• [Short task] From the data that follows, report how many lines hold the string "room", giving only the number.

(Some records)
/---

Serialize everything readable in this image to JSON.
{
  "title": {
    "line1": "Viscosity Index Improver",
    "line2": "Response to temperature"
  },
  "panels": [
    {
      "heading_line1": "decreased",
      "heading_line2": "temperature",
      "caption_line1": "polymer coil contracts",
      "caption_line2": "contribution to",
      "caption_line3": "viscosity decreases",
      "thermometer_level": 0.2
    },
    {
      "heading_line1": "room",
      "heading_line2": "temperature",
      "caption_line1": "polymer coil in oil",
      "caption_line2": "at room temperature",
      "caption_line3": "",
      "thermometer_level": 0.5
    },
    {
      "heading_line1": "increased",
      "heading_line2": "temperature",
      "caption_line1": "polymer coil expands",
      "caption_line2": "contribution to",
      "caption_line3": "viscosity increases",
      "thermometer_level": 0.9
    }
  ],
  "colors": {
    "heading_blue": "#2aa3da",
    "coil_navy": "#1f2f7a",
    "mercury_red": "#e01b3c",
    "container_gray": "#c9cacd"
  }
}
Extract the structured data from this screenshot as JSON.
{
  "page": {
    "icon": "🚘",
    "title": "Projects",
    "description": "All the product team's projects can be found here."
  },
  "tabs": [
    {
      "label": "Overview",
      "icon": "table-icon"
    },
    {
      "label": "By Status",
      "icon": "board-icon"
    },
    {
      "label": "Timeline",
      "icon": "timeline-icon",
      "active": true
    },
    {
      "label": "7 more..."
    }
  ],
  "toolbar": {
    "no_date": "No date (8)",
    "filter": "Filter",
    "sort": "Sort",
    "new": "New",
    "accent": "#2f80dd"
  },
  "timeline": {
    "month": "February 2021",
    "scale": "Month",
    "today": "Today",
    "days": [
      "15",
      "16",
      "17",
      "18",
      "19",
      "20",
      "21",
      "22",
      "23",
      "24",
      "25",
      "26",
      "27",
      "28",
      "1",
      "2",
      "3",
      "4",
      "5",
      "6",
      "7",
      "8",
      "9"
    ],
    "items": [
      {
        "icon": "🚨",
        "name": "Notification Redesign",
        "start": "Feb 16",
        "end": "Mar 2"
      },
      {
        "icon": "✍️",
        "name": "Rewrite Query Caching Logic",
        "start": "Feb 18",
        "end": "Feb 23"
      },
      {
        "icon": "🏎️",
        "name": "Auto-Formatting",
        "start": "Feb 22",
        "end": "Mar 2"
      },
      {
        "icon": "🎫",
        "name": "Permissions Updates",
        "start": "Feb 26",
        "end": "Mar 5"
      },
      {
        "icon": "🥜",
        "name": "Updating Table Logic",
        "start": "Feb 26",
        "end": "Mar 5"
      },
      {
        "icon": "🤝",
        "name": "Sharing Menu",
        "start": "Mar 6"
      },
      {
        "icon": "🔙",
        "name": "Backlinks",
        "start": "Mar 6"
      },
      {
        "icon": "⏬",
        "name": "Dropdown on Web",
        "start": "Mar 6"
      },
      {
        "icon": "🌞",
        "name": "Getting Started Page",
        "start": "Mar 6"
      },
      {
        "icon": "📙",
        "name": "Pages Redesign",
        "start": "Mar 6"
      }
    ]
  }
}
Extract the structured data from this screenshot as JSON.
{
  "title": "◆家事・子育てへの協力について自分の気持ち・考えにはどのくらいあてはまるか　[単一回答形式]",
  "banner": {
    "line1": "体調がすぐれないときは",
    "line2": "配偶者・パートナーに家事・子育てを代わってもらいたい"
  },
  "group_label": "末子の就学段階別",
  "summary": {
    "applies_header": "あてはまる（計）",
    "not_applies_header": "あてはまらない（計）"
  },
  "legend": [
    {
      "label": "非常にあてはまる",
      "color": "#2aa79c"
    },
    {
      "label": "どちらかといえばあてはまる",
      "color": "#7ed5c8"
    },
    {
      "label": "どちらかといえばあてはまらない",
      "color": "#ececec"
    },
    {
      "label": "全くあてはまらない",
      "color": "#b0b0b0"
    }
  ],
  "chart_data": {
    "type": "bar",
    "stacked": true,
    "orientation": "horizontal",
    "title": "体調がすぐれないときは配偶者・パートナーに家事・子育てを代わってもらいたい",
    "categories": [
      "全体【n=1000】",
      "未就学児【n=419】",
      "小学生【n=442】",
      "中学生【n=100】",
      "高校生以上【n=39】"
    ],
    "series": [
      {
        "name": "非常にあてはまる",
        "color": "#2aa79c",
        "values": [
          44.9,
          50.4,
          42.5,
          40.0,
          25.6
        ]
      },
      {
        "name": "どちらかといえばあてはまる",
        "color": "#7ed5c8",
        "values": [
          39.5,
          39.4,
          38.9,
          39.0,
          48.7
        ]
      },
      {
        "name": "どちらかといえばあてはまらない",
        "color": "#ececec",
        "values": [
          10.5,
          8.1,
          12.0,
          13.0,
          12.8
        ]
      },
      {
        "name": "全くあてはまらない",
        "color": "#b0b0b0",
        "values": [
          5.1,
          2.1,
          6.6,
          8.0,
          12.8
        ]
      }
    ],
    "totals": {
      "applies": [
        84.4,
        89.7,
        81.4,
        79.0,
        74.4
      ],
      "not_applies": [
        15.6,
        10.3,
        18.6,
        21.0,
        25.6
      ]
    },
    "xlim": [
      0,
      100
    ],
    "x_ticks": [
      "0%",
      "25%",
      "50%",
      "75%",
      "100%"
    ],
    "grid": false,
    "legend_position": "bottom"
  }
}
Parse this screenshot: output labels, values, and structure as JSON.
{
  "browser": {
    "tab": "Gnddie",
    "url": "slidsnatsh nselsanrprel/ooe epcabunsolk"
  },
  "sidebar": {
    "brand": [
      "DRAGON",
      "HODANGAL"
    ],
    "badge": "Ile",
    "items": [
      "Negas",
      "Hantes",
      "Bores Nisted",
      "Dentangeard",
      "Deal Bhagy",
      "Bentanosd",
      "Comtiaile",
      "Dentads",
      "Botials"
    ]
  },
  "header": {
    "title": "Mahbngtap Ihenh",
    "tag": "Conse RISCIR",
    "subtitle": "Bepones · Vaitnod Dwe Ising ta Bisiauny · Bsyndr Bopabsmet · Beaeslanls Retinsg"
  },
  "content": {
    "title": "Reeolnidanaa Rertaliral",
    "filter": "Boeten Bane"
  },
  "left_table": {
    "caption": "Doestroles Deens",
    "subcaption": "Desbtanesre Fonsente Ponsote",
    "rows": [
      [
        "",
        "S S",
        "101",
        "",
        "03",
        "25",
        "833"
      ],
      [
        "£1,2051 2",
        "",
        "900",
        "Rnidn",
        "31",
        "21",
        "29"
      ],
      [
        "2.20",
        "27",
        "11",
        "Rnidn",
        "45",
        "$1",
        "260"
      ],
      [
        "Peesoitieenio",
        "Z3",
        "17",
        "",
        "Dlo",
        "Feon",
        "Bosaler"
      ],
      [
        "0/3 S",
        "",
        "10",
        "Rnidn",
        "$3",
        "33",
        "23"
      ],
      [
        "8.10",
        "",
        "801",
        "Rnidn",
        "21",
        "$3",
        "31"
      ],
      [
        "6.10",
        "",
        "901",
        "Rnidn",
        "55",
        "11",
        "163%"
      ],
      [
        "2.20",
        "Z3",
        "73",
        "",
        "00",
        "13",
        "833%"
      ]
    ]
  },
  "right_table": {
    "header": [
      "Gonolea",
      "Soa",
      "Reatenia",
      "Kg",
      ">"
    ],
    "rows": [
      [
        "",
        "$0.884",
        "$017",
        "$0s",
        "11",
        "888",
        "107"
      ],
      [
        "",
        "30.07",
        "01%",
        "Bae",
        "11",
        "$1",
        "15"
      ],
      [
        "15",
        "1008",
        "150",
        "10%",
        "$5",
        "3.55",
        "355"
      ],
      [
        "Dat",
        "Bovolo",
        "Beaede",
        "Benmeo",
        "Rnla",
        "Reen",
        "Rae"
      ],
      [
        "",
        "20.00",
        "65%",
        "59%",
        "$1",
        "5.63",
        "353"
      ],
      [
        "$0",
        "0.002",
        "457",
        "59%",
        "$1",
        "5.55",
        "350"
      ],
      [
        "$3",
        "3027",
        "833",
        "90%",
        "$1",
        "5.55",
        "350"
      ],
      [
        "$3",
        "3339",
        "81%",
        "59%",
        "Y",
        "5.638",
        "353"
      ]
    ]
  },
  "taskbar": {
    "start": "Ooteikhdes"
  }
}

\---

• [Task solution] 2